What needs to be done:
Below is a block of records; repeat all of them exactly.

Recorded data:
━━━━━━━━━━━━━━━━━━━━

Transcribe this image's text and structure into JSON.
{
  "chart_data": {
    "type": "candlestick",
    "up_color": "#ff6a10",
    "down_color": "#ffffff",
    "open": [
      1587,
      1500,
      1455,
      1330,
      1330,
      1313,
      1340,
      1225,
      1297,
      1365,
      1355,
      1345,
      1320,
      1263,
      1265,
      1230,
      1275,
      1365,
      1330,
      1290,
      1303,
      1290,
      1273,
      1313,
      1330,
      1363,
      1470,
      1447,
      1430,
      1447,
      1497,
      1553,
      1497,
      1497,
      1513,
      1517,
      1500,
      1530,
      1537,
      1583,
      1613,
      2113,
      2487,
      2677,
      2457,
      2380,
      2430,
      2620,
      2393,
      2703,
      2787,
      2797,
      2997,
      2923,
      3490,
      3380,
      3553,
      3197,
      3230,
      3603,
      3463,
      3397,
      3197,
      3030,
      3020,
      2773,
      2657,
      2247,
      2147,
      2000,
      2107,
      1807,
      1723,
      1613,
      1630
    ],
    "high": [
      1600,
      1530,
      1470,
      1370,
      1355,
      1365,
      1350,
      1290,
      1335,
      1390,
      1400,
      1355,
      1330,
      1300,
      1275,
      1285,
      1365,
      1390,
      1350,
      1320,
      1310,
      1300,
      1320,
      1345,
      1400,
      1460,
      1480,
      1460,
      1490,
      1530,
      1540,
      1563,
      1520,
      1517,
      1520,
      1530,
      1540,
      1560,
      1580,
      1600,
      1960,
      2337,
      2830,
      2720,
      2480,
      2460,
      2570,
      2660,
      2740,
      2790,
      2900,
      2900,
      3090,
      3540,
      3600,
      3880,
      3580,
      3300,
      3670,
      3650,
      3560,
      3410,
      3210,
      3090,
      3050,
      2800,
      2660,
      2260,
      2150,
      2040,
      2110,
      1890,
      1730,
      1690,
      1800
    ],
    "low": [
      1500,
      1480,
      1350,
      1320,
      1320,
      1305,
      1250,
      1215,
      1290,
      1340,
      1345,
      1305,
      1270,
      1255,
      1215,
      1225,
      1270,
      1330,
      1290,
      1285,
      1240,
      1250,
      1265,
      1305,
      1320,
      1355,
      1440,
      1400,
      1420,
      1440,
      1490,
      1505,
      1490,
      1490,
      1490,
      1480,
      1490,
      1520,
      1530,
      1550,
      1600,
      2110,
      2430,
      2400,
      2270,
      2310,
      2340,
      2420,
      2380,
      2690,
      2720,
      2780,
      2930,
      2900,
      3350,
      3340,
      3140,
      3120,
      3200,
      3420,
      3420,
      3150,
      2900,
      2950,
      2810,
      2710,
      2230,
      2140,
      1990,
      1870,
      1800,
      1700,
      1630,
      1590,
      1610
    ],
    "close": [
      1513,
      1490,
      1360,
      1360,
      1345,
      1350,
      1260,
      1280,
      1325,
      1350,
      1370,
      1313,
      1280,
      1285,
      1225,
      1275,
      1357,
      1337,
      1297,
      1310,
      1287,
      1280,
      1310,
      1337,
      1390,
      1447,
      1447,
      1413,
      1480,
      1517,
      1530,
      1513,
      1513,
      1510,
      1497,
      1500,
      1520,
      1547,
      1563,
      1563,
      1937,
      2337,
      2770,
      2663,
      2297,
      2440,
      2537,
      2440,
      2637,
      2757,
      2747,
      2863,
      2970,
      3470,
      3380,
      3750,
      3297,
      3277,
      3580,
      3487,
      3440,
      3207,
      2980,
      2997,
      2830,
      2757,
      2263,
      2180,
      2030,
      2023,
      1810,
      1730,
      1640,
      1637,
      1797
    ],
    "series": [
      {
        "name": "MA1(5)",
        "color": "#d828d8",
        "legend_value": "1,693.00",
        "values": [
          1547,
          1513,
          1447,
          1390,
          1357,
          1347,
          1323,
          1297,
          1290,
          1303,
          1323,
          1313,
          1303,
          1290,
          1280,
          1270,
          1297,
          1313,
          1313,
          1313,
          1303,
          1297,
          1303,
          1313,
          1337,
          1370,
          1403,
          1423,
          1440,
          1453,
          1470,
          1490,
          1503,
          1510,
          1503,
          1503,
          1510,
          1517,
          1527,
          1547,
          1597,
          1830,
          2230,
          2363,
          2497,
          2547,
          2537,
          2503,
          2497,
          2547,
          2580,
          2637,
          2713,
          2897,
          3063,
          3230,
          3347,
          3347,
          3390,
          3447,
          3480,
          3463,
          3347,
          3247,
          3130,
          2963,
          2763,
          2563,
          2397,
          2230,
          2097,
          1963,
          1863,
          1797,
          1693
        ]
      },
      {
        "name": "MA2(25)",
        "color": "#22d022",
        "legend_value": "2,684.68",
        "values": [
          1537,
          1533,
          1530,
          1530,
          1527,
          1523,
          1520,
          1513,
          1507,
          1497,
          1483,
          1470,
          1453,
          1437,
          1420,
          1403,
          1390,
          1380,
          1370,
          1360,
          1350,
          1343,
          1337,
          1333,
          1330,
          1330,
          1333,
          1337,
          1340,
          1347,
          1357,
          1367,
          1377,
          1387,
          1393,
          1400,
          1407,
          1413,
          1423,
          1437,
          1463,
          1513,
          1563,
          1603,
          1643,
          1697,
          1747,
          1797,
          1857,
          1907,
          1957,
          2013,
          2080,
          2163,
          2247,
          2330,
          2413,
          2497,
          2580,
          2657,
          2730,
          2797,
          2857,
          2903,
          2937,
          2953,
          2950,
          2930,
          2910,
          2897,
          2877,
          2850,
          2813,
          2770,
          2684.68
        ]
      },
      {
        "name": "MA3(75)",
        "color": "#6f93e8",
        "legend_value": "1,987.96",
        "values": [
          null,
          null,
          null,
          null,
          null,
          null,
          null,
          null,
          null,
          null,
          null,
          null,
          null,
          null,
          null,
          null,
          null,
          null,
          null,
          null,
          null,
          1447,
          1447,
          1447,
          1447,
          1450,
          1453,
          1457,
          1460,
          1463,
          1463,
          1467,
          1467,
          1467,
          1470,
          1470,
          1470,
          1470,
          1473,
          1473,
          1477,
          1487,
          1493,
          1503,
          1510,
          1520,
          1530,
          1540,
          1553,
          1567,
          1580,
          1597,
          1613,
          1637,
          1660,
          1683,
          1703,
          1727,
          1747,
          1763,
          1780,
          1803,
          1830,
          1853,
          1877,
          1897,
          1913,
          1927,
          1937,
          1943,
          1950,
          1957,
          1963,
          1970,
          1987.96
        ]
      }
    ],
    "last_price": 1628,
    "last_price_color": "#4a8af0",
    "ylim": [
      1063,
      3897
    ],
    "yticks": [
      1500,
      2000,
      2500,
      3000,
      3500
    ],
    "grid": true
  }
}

━━━━━━━━━━━━━━━━━━━━

Answer to the task:
Transcribe this image's text and structure into JSON.
{
  "chart_data": {
    "type": "candlestick",
    "up_color": "#ff6a10",
    "down_color": "#ffffff",
    "open": [
      1587,
      1500,
      1455,
      1330,
      1330,
      1313,
      1340,
      1225,
      1297,
      1365,
      1355,
      1345,
      1320,
      1263,
      1265,
      1230,
      1275,
      1365,
      1330,
      1290,
      1303,
      1290,
      1273,
      1313,
      1330,
      1363,
      1470,
      1447,
      1430,
      1447,
      1497,
      1553,
      1497,
      1497,
      1513,
      1517,
      1500,
      1530,
      1537,
      1583,
      1613,
      2113,
      2487,
      2677,
      2457,
      2380,
      2430,
      2620,
      2393,
      2703,
      2787,
      2797,
      2997,
      2923,
      3490,
      3380,
      3553,
      3197,
      3230,
      3603,
      3463,
      3397,
      3197,
      3030,
      3020,
      2773,
      2657,
      2247,
      2147,
      2000,
      2107,
      1807,
      1723,
      1613,
      1630
    ],
    "high": [
      1600,
      1530,
      1470,
      1370,
      1355,
      1365,
      1350,
      1290,
      1335,
      1390,
      1400,
      1355,
      1330,
      1300,
      1275,
      1285,
      1365,
      1390,
      1350,
      1320,
      1310,
      1300,
      1320,
      1345,
      1400,
      1460,
      1480,
      1460,
      1490,
      1530,
      1540,
      1563,
      1520,
      1517,
      1520,
      1530,
      1540,
      1560,
      1580,
      1600,
      1960,
      2337,
      2830,
      2720,
      2480,
      2460,
      2570,
      2660,
      2740,
      2790,
      2900,
      2900,
      3090,
      3540,
      3600,
      3880,
      3580,
      3300,
      3670,
      3650,
      3560,
      3410,
      3210,
      3090,
      3050,
      2800,
      2660,
      2260,
      2150,
      2040,
      2110,
      1890,
      1730,
      1690,
      1800
    ],
    "low": [
      1500,
      1480,
      1350,
      1320,
      1320,
      1305,
      1250,
      1215,
      1290,
      1340,
      1345,
      1305,
      1270,
      1255,
      1215,
      1225,
      1270,
      1330,
      1290,
      1285,
      1240,
      1250,
      1265,
      1305,
      1320,
      1355,
      1440,
      1400,
      1420,
      1440,
      1490,
      1505,
      1490,
      1490,
      1490,
      1480,
      1490,
      1520,
      1530,
      1550,
      1600,
      2110,
      2430,
      2400,
      2270,
      2310,
      2340,
      2420,
      2380,
      2690,
      2720,
      2780,
      2930,
      2900,
      3350,
      3340,
      3140,
      3120,
      3200,
      3420,
      3420,
      3150,
      2900,
      2950,
      2810,
      2710,
      2230,
      2140,
      1990,
      1870,
      1800,
      1700,
      1630,
      1590,
      1610
    ],
    "close": [
      1513,
      1490,
      1360,
      1360,
      1345,
      1350,
      1260,
      1280,
      1325,
      1350,
      1370,
      1313,
      1280,
      1285,
      1225,
      1275,
      1357,
      1337,
      1297,
      1310,
      1287,
      1280,
      1310,
      1337,
      1390,
      1447,
      1447,
      1413,
      1480,
      1517,
      1530,
      1513,
      1513,
      1510,
      1497,
      1500,
      1520,
      1547,
      1563,
      1563,
      1937,
      2337,
      2770,
      2663,
      2297,
      2440,
      2537,
      2440,
      2637,
      2757,
      2747,
      2863,
      2970,
      3470,
      3380,
      3750,
      3297,
      3277,
      3580,
      3487,
      3440,
      3207,
      2980,
      2997,
      2830,
      2757,
      2263,
      2180,
      2030,
      2023,
      1810,
      1730,
      1640,
      1637,
      1797
    ],
    "series": [
      {
        "name": "MA1(5)",
        "color": "#d828d8",
        "legend_value": "1,693.00",
        "values": [
          1547,
          1513,
          1447,
          1390,
          1357,
          1347,
          1323,
          1297,
          1290,
          1303,
          1323,
          1313,
          1303,
          1290,
          1280,
          1270,
          1297,
          1313,
          1313,
          1313,
          1303,
          1297,
          1303,
          1313,
          1337,
          1370,
          1403,
          1423,
          1440,
          1453,
          1470,
          1490,
          1503,
          1510,
          1503,
          1503,
          1510,
          1517,
          1527,
          1547,
          1597,
          1830,
          2230,
          2363,
          2497,
          2547,
          2537,
          2503,
          2497,
          2547,
          2580,
          2637,
          2713,
          2897,
          3063,
          3230,
          3347,
          3347,
          3390,
          3447,
          3480,
          3463,
          3347,
          3247,
          3130,
          2963,
          2763,
          2563,
          2397,
          2230,
          2097,
          1963,
          1863,
          1797,
          1693
        ]
      },
      {
        "name": "MA2(25)",
        "color": "#22d022",
        "legend_value": "2,684.68",
        "values": [
          1537,
          1533,
          1530,
          1530,
          1527,
          1523,
          1520,
          1513,
          1507,
          1497,
          1483,
          1470,
          1453,
          1437,
          1420,
          1403,
          1390,
          1380,
          1370,
          1360,
          1350,
          1343,
          1337,
          1333,
          1330,
          1330,
          1333,
          1337,
          1340,
          1347,
          1357,
          1367,
          1377,
          1387,
          1393,
          1400,
          1407,
          1413,
          1423,
          1437,
          1463,
          1513,
          1563,
          1603,
          1643,
          1697,
          1747,
          1797,
          1857,
          1907,
          1957,
          2013,
          2080,
          2163,
          2247,
          2330,
          2413,
          2497,
          2580,
          2657,
          2730,
          2797,
          2857,
          2903,
          2937,
          2953,
          2950,
          2930,
          2910,
          2897,
          2877,
          2850,
          2813,
          2770,
          2684.68
        ]
      },
      {
        "name": "MA3(75)",
        "color": "#6f93e8",
        "legend_value": "1,987.96",
        "values": [
          null,
          null,
          null,
          null,
          null,
          null,
          null,
          null,
          null,
          null,
          null,
          null,
          null,
          null,
          null,
          null,
          null,
          null,
          null,
          null,
          null,
          1447,
          1447,
          1447,
          1447,
          1450,
          1453,
          1457,
          1460,
          1463,
          1463,
          1467,
          1467,
          1467,
          1470,
          1470,
          1470,
          1470,
          1473,
          1473,
          1477,
          1487,
          1493,
          1503,
          1510,
          1520,
          1530,
          1540,
          1553,
          1567,
          1580,
          1597,
          1613,
          1637,
          1660,
          1683,
          1703,
          1727,
          1747,
          1763,
          1780,
          1803,
          1830,
          1853,
          1877,
          1897,
          1913,
          1927,
          1937,
          1943,
          1950,
          1957,
          1963,
          1970,
          1987.96
        ]
      }
    ],
    "last_price": 1628,
    "last_price_color": "#4a8af0",
    "ylim": [
      1063,
      3897
    ],
    "yticks": [
      1500,
      2000,
      2500,
      3000,
      3500
    ],
    "grid": true
  }
}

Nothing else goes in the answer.